- Problem to solve: Repeat the whole listing exactly as written.

- Available records:
——————————

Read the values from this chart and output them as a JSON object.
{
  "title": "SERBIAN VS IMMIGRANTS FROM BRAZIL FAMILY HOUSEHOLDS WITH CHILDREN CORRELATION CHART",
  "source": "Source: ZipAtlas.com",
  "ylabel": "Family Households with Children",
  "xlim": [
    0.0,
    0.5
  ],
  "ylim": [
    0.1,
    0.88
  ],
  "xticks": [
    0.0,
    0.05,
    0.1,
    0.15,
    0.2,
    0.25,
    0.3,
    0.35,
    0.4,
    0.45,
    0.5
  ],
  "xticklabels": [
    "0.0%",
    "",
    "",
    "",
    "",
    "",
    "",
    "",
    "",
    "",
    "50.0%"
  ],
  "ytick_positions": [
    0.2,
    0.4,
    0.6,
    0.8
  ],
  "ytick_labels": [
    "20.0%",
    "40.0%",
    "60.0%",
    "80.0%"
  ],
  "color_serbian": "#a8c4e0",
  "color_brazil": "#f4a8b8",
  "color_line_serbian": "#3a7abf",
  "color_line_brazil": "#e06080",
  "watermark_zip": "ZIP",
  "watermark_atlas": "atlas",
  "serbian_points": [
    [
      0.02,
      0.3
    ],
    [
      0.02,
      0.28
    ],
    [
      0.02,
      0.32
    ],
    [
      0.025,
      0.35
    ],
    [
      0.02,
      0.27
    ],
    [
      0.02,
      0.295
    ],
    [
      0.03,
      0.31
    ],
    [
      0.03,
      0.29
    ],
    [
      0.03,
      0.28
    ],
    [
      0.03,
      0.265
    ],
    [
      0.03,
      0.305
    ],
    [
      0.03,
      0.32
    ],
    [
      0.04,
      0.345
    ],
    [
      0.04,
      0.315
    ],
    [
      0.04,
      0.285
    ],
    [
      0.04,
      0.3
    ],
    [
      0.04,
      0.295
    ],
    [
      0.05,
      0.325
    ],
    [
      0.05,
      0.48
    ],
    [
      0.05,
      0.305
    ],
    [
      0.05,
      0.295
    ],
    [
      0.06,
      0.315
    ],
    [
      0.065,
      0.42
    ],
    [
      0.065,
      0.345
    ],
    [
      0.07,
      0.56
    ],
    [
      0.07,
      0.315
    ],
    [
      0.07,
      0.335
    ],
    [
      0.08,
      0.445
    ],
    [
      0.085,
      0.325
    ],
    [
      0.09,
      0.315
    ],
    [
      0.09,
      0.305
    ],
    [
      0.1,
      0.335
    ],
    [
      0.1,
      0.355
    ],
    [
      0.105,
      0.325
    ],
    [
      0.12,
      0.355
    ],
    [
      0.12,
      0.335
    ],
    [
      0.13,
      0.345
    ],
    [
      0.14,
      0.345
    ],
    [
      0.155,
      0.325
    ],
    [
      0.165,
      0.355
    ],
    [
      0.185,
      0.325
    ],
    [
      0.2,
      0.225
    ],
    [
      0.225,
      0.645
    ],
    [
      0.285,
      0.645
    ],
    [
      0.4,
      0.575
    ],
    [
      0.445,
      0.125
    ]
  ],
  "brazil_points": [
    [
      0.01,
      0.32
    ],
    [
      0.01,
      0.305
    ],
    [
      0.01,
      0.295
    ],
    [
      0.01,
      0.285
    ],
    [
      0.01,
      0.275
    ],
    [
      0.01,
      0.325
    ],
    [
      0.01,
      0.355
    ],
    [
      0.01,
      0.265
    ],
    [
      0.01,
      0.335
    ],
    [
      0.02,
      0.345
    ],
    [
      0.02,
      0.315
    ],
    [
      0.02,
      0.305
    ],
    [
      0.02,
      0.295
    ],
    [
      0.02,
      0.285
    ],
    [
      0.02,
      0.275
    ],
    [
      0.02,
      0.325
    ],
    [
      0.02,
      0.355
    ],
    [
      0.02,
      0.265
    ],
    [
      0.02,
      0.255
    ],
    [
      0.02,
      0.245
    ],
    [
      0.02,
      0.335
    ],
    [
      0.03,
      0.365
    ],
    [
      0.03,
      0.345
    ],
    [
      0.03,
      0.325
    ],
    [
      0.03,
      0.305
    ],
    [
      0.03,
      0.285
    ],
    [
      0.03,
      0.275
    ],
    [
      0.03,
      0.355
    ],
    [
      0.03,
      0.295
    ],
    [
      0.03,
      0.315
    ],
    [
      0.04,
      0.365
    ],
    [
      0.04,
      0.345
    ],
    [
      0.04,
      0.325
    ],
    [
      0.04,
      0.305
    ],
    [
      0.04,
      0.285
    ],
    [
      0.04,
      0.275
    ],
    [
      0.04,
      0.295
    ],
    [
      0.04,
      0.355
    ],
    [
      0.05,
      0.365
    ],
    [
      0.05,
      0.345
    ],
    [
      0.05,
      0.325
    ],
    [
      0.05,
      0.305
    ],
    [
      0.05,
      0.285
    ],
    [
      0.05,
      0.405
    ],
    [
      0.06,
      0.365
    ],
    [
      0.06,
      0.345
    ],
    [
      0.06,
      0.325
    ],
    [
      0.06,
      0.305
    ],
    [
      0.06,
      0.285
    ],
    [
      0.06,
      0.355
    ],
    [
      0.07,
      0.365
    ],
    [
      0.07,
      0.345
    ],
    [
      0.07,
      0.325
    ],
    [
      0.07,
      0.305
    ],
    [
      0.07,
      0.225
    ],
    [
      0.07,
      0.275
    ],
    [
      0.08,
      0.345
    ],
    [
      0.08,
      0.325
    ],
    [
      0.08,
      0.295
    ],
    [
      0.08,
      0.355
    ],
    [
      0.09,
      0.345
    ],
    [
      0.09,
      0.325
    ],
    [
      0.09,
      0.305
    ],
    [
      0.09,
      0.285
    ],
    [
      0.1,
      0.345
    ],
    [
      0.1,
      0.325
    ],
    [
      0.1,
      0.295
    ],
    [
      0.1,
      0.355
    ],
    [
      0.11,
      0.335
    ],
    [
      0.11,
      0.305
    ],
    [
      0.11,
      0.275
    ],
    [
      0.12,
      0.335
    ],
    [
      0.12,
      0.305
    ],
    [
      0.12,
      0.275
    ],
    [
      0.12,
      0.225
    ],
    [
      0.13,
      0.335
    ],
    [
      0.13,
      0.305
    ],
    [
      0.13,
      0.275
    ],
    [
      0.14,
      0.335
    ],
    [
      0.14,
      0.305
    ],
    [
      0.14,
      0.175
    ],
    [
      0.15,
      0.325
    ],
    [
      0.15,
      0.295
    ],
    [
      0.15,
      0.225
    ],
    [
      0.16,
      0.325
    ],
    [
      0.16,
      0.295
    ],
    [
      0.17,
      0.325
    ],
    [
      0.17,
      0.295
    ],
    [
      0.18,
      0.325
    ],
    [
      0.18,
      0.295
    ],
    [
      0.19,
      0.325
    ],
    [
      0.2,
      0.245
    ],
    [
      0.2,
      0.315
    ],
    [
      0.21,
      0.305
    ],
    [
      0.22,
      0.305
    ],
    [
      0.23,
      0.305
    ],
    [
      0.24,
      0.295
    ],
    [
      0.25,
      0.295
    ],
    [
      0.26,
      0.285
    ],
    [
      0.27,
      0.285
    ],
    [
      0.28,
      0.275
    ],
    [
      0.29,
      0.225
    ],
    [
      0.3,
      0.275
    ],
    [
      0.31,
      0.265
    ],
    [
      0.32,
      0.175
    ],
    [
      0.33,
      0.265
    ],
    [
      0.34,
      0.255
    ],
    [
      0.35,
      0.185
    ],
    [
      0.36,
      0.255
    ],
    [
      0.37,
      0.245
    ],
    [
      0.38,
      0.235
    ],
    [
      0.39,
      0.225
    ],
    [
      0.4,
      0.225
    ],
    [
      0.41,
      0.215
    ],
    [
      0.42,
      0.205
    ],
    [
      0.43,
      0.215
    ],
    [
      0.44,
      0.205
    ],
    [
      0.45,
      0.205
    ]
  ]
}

——————————

- Result:
Read the values from this chart and output them as a JSON object.
{
  "title": "SERBIAN VS IMMIGRANTS FROM BRAZIL FAMILY HOUSEHOLDS WITH CHILDREN CORRELATION CHART",
  "source": "Source: ZipAtlas.com",
  "ylabel": "Family Households with Children",
  "xlim": [
    0.0,
    0.5
  ],
  "ylim": [
    0.1,
    0.88
  ],
  "xticks": [
    0.0,
    0.05,
    0.1,
    0.15,
    0.2,
    0.25,
    0.3,
    0.35,
    0.4,
    0.45,
    0.5
  ],
  "xticklabels": [
    "0.0%",
    "",
    "",
    "",
    "",
    "",
    "",
    "",
    "",
    "",
    "50.0%"
  ],
  "ytick_positions": [
    0.2,
    0.4,
    0.6,
    0.8
  ],
  "ytick_labels": [
    "20.0%",
    "40.0%",
    "60.0%",
    "80.0%"
  ],
  "color_serbian": "#a8c4e0",
  "color_brazil": "#f4a8b8",
  "color_line_serbian": "#3a7abf",
  "color_line_brazil": "#e06080",
  "watermark_zip": "ZIP",
  "watermark_atlas": "atlas",
  "serbian_points": [
    [
      0.02,
      0.3
    ],
    [
      0.02,
      0.28
    ],
    [
      0.02,
      0.32
    ],
    [
      0.025,
      0.35
    ],
    [
      0.02,
      0.27
    ],
    [
      0.02,
      0.295
    ],
    [
      0.03,
      0.31
    ],
    [
      0.03,
      0.29
    ],
    [
      0.03,
      0.28
    ],
    [
      0.03,
      0.265
    ],
    [
      0.03,
      0.305
    ],
    [
      0.03,
      0.32
    ],
    [
      0.04,
      0.345
    ],
    [
      0.04,
      0.315
    ],
    [
      0.04,
      0.285
    ],
    [
      0.04,
      0.3
    ],
    [
      0.04,
      0.295
    ],
    [
      0.05,
      0.325
    ],
    [
      0.05,
      0.48
    ],
    [
      0.05,
      0.305
    ],
    [
      0.05,
      0.295
    ],
    [
      0.06,
      0.315
    ],
    [
      0.065,
      0.42
    ],
    [
      0.065,
      0.345
    ],
    [
      0.07,
      0.56
    ],
    [
      0.07,
      0.315
    ],
    [
      0.07,
      0.335
    ],
    [
      0.08,
      0.445
    ],
    [
      0.085,
      0.325
    ],
    [
      0.09,
      0.315
    ],
    [
      0.09,
      0.305
    ],
    [
      0.1,
      0.335
    ],
    [
      0.1,
      0.355
    ],
    [
      0.105,
      0.325
    ],
    [
      0.12,
      0.355
    ],
    [
      0.12,
      0.335
    ],
    [
      0.13,
      0.345
    ],
    [
      0.14,
      0.345
    ],
    [
      0.155,
      0.325
    ],
    [
      0.165,
      0.355
    ],
    [
      0.185,
      0.325
    ],
    [
      0.2,
      0.225
    ],
    [
      0.225,
      0.645
    ],
    [
      0.285,
      0.645
    ],
    [
      0.4,
      0.575
    ],
    [
      0.445,
      0.125
    ]
  ],
  "brazil_points": [
    [
      0.01,
      0.32
    ],
    [
      0.01,
      0.305
    ],
    [
      0.01,
      0.295
    ],
    [
      0.01,
      0.285
    ],
    [
      0.01,
      0.275
    ],
    [
      0.01,
      0.325
    ],
    [
      0.01,
      0.355
    ],
    [
      0.01,
      0.265
    ],
    [
      0.01,
      0.335
    ],
    [
      0.02,
      0.345
    ],
    [
      0.02,
      0.315
    ],
    [
      0.02,
      0.305
    ],
    [
      0.02,
      0.295
    ],
    [
      0.02,
      0.285
    ],
    [
      0.02,
      0.275
    ],
    [
      0.02,
      0.325
    ],
    [
      0.02,
      0.355
    ],
    [
      0.02,
      0.265
    ],
    [
      0.02,
      0.255
    ],
    [
      0.02,
      0.245
    ],
    [
      0.02,
      0.335
    ],
    [
      0.03,
      0.365
    ],
    [
      0.03,
      0.345
    ],
    [
      0.03,
      0.325
    ],
    [
      0.03,
      0.305
    ],
    [
      0.03,
      0.285
    ],
    [
      0.03,
      0.275
    ],
    [
      0.03,
      0.355
    ],
    [
      0.03,
      0.295
    ],
    [
      0.03,
      0.315
    ],
    [
      0.04,
      0.365
    ],
    [
      0.04,
      0.345
    ],
    [
      0.04,
      0.325
    ],
    [
      0.04,
      0.305
    ],
    [
      0.04,
      0.285
    ],
    [
      0.04,
      0.275
    ],
    [
      0.04,
      0.295
    ],
    [
      0.04,
      0.355
    ],
    [
      0.05,
      0.365
    ],
    [
      0.05,
      0.345
    ],
    [
      0.05,
      0.325
    ],
    [
      0.05,
      0.305
    ],
    [
      0.05,
      0.285
    ],
    [
      0.05,
      0.405
    ],
    [
      0.06,
      0.365
    ],
    [
      0.06,
      0.345
    ],
    [
      0.06,
      0.325
    ],
    [
      0.06,
      0.305
    ],
    [
      0.06,
      0.285
    ],
    [
      0.06,
      0.355
    ],
    [
      0.07,
      0.365
    ],
    [
      0.07,
      0.345
    ],
    [
      0.07,
      0.325
    ],
    [
      0.07,
      0.305
    ],
    [
      0.07,
      0.225
    ],
    [
      0.07,
      0.275
    ],
    [
      0.08,
      0.345
    ],
    [
      0.08,
      0.325
    ],
    [
      0.08,
      0.295
    ],
    [
      0.08,
      0.355
    ],
    [
      0.09,
      0.345
    ],
    [
      0.09,
      0.325
    ],
    [
      0.09,
      0.305
    ],
    [
      0.09,
      0.285
    ],
    [
      0.1,
      0.345
    ],
    [
      0.1,
      0.325
    ],
    [
      0.1,
      0.295
    ],
    [
      0.1,
      0.355
    ],
    [
      0.11,
      0.335
    ],
    [
      0.11,
      0.305
    ],
    [
      0.11,
      0.275
    ],
    [
      0.12,
      0.335
    ],
    [
      0.12,
      0.305
    ],
    [
      0.12,
      0.275
    ],
    [
      0.12,
      0.225
    ],
    [
      0.13,
      0.335
    ],
    [
      0.13,
      0.305
    ],
    [
      0.13,
      0.275
    ],
    [
      0.14,
      0.335
    ],
    [
      0.14,
      0.305
    ],
    [
      0.14,
      0.175
    ],
    [
      0.15,
      0.325
    ],
    [
      0.15,
      0.295
    ],
    [
      0.15,
      0.225
    ],
    [
      0.16,
      0.325
    ],
    [
      0.16,
      0.295
    ],
    [
      0.17,
      0.325
    ],
    [
      0.17,
      0.295
    ],
    [
      0.18,
      0.325
    ],
    [
      0.18,
      0.295
    ],
    [
      0.19,
      0.325
    ],
    [
      0.2,
      0.245
    ],
    [
      0.2,
      0.315
    ],
    [
      0.21,
      0.305
    ],
    [
      0.22,
      0.305
    ],
    [
      0.23,
      0.305
    ],
    [
      0.24,
      0.295
    ],
    [
      0.25,
      0.295
    ],
    [
      0.26,
      0.285
    ],
    [
      0.27,
      0.285
    ],
    [
      0.28,
      0.275
    ],
    [
      0.29,
      0.225
    ],
    [
      0.3,
      0.275
    ],
    [
      0.31,
      0.265
    ],
    [
      0.32,
      0.175
    ],
    [
      0.33,
      0.265
    ],
    [
      0.34,
      0.255
    ],
    [
      0.35,
      0.185
    ],
    [
      0.36,
      0.255
    ],
    [
      0.37,
      0.245
    ],
    [
      0.38,
      0.235
    ],
    [
      0.39,
      0.225
    ],
    [
      0.4,
      0.225
    ],
    [
      0.41,
      0.215
    ],
    [
      0.42,
      0.205
    ],
    [
      0.43,
      0.215
    ],
    [
      0.44,
      0.205
    ],
    [
      0.45,
      0.205
    ]
  ]
}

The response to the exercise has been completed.